Copy each line where the word "商品ID" occurs.

-- start --

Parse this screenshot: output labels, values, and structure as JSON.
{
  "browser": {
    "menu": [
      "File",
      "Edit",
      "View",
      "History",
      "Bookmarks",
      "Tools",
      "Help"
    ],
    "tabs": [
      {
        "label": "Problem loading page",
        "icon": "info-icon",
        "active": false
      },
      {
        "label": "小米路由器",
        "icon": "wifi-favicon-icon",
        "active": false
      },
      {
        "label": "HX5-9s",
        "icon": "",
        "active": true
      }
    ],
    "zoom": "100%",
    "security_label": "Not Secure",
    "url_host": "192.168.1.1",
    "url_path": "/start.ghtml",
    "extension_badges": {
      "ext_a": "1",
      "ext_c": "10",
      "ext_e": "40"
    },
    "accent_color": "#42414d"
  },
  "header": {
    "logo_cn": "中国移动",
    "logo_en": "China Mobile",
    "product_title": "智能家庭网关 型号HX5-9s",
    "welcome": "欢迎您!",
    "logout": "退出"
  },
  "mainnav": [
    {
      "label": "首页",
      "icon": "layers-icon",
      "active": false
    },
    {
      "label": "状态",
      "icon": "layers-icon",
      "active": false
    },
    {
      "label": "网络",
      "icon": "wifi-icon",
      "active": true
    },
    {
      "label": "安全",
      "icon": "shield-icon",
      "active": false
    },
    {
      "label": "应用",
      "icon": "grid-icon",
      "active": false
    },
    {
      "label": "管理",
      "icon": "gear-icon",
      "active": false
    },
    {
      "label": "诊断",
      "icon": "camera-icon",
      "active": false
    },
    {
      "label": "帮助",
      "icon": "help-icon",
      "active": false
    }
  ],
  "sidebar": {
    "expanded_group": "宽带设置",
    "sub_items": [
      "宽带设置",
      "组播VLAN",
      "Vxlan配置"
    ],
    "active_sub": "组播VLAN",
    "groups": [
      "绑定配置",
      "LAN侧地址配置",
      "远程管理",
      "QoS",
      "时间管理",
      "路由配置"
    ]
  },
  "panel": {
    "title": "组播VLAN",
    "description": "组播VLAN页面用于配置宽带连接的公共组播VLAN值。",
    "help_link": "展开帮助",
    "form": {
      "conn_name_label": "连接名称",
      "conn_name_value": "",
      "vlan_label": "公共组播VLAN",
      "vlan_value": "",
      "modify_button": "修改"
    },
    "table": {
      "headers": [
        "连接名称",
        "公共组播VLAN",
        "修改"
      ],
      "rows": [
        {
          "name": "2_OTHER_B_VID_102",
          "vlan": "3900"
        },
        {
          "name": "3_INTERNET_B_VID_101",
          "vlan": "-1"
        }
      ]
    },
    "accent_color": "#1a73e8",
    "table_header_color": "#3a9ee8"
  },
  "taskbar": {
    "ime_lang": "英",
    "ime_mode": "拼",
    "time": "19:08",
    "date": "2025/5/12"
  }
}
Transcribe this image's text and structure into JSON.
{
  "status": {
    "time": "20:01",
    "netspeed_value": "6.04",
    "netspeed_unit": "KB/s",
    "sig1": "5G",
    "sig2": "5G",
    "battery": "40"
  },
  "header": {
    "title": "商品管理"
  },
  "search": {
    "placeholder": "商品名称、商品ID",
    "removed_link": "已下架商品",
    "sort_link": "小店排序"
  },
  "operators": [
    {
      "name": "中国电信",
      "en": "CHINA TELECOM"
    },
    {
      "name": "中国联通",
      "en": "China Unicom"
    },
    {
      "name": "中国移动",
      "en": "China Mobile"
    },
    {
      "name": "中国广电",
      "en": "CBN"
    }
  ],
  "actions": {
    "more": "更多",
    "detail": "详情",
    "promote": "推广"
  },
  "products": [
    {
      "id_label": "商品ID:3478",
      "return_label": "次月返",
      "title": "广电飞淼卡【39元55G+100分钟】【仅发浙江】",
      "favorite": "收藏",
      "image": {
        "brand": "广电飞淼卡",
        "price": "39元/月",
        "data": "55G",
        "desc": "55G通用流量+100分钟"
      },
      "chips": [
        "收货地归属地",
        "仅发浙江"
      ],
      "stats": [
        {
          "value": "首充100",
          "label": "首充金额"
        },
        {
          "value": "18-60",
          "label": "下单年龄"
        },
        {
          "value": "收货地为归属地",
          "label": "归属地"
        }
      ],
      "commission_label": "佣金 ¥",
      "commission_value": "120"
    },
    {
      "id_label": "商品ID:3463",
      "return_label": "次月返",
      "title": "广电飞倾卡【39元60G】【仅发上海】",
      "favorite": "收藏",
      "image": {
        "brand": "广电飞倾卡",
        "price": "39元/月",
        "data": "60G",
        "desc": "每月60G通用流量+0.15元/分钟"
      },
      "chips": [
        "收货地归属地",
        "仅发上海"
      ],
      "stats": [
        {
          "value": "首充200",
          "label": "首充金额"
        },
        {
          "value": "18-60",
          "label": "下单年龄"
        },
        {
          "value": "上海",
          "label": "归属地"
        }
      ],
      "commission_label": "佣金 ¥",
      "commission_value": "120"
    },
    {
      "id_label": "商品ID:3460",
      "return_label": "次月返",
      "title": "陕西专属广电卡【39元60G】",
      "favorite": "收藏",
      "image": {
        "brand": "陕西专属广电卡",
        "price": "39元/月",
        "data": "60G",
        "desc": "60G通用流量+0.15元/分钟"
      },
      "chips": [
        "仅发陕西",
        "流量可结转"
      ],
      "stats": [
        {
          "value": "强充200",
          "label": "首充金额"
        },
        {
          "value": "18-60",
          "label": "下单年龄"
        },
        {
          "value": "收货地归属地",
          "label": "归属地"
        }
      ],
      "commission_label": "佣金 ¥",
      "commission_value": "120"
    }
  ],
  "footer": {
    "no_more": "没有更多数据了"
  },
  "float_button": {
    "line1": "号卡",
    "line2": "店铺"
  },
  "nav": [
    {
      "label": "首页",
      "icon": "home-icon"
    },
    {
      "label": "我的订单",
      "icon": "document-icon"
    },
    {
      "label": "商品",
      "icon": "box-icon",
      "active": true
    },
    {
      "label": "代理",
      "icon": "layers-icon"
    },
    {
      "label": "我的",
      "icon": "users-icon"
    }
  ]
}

-- end --

◆ Final answer ◆
    "placeholder": "商品名称、商品ID",
      "id_label": "商品ID:3478",
      "id_label": "商品ID:3463",
      "id_label": "商品ID:3460",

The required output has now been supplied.